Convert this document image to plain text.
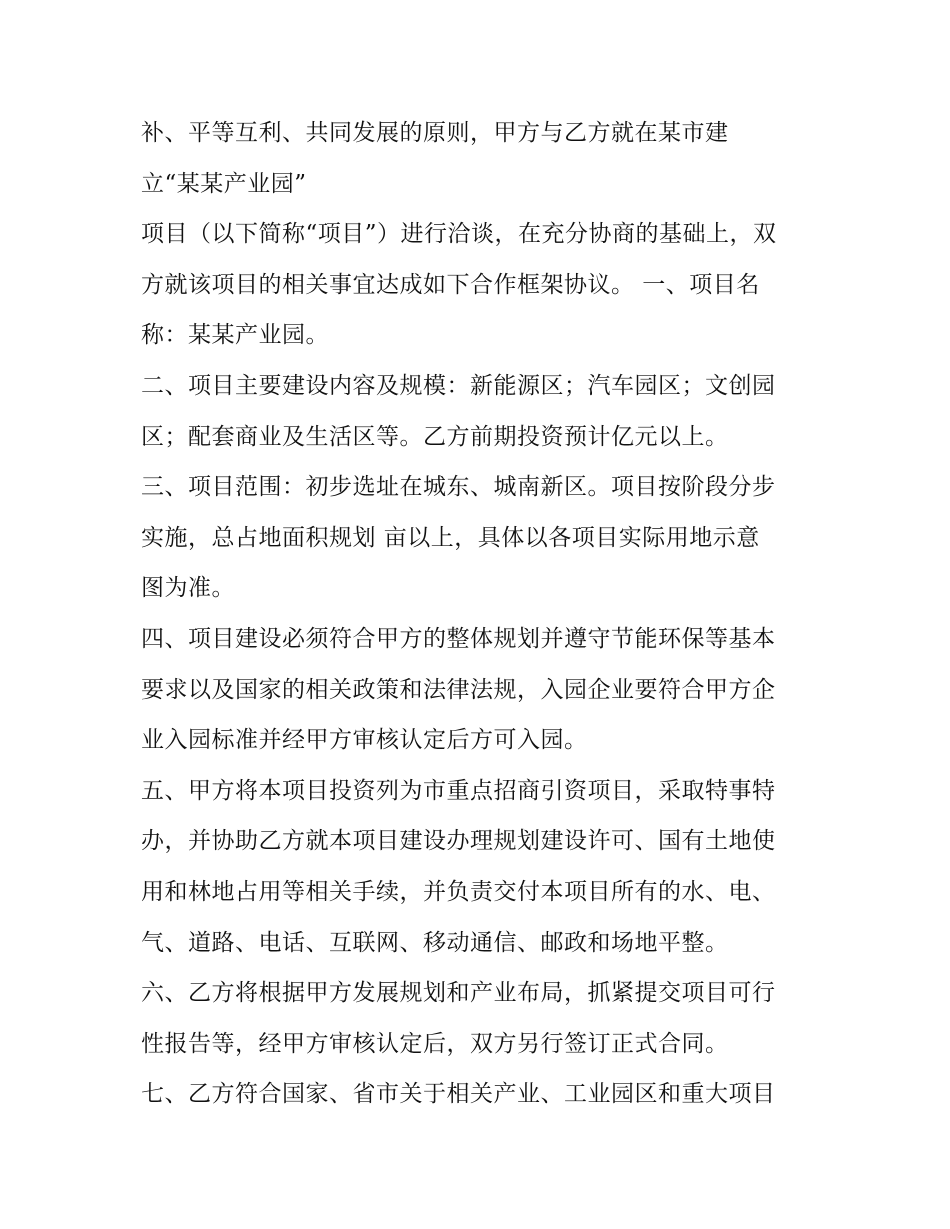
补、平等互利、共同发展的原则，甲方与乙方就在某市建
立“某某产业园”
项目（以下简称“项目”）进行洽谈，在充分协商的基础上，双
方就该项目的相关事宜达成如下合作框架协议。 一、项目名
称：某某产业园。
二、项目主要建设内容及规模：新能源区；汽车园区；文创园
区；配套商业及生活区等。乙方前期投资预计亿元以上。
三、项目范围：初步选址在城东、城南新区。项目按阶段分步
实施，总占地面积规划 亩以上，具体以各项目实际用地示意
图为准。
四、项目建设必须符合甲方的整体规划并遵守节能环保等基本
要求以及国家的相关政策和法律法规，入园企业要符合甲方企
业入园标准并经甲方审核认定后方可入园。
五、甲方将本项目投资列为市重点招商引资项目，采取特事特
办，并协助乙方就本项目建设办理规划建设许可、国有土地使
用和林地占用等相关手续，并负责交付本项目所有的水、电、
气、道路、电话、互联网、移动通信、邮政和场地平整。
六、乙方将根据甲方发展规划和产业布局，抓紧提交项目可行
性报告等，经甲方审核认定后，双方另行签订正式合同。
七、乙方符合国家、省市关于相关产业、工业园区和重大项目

* * *

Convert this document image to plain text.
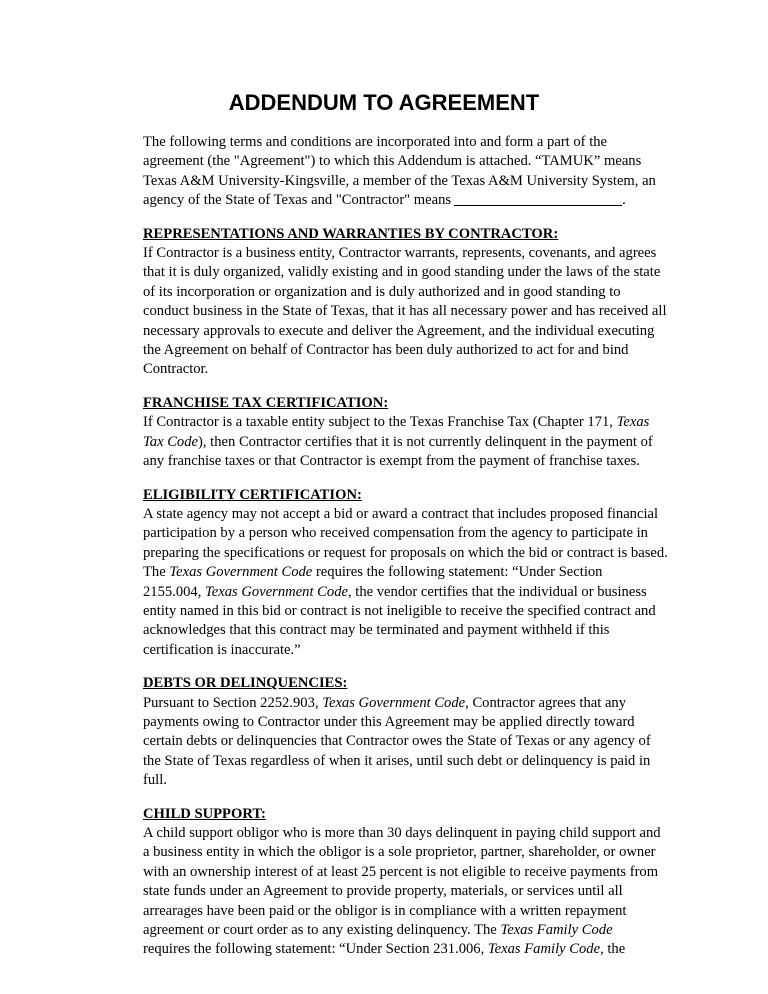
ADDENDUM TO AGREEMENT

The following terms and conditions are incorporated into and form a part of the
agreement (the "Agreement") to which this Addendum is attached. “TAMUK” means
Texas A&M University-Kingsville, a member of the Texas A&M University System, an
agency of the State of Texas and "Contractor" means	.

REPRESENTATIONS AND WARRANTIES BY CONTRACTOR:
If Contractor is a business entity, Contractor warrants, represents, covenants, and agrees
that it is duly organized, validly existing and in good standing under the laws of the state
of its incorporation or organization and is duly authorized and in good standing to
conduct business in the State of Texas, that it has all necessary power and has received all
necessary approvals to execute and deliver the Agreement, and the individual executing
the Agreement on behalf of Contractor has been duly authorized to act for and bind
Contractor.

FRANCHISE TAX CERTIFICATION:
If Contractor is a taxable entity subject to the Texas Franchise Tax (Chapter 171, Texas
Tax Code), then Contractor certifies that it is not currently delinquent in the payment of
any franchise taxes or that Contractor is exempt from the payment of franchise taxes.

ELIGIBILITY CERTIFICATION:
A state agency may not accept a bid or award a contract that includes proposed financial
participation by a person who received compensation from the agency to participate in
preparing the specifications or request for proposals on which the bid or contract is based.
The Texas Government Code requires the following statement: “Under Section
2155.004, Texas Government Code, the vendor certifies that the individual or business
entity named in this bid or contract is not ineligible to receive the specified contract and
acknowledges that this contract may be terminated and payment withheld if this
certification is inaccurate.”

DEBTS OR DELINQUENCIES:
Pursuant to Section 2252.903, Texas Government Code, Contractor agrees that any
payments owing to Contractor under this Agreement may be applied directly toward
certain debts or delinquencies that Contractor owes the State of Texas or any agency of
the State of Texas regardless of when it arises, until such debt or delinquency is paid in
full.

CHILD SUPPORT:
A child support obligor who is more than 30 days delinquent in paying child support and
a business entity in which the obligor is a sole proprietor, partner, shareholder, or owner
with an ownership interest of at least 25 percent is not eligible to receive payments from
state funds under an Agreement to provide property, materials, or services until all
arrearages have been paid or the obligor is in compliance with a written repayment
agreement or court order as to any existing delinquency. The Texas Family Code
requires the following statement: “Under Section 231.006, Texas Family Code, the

* * *

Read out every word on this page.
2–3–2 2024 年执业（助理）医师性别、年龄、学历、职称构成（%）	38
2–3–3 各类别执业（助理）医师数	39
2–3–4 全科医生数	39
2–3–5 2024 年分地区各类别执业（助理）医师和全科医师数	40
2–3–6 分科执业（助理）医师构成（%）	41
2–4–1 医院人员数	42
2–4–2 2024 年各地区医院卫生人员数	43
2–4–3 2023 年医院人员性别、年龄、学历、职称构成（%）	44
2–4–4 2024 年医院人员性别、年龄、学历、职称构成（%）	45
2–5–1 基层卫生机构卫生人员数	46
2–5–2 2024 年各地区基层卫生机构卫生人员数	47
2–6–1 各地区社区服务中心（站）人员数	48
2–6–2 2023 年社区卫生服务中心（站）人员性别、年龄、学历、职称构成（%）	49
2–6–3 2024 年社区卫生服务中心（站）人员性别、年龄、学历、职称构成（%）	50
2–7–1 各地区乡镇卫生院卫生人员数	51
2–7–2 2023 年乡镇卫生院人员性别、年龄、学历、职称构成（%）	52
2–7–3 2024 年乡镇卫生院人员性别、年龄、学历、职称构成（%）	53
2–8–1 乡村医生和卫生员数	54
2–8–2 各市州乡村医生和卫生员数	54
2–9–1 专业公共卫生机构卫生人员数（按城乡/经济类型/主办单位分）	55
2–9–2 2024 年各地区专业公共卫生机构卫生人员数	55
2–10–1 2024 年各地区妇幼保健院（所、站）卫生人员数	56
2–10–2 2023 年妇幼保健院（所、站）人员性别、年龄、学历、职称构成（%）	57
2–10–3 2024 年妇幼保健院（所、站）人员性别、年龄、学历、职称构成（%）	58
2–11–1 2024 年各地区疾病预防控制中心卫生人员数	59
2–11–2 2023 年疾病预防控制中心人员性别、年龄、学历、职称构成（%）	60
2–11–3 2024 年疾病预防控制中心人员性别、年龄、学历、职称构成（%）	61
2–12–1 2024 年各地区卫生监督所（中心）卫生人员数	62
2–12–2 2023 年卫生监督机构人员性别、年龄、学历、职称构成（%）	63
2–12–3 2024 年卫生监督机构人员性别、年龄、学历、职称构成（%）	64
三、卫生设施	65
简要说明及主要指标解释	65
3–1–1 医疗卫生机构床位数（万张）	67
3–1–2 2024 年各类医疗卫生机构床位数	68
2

Short exercise
Lines containing the word "existing" are to be counted in the listing; state their number alone.

The answer
2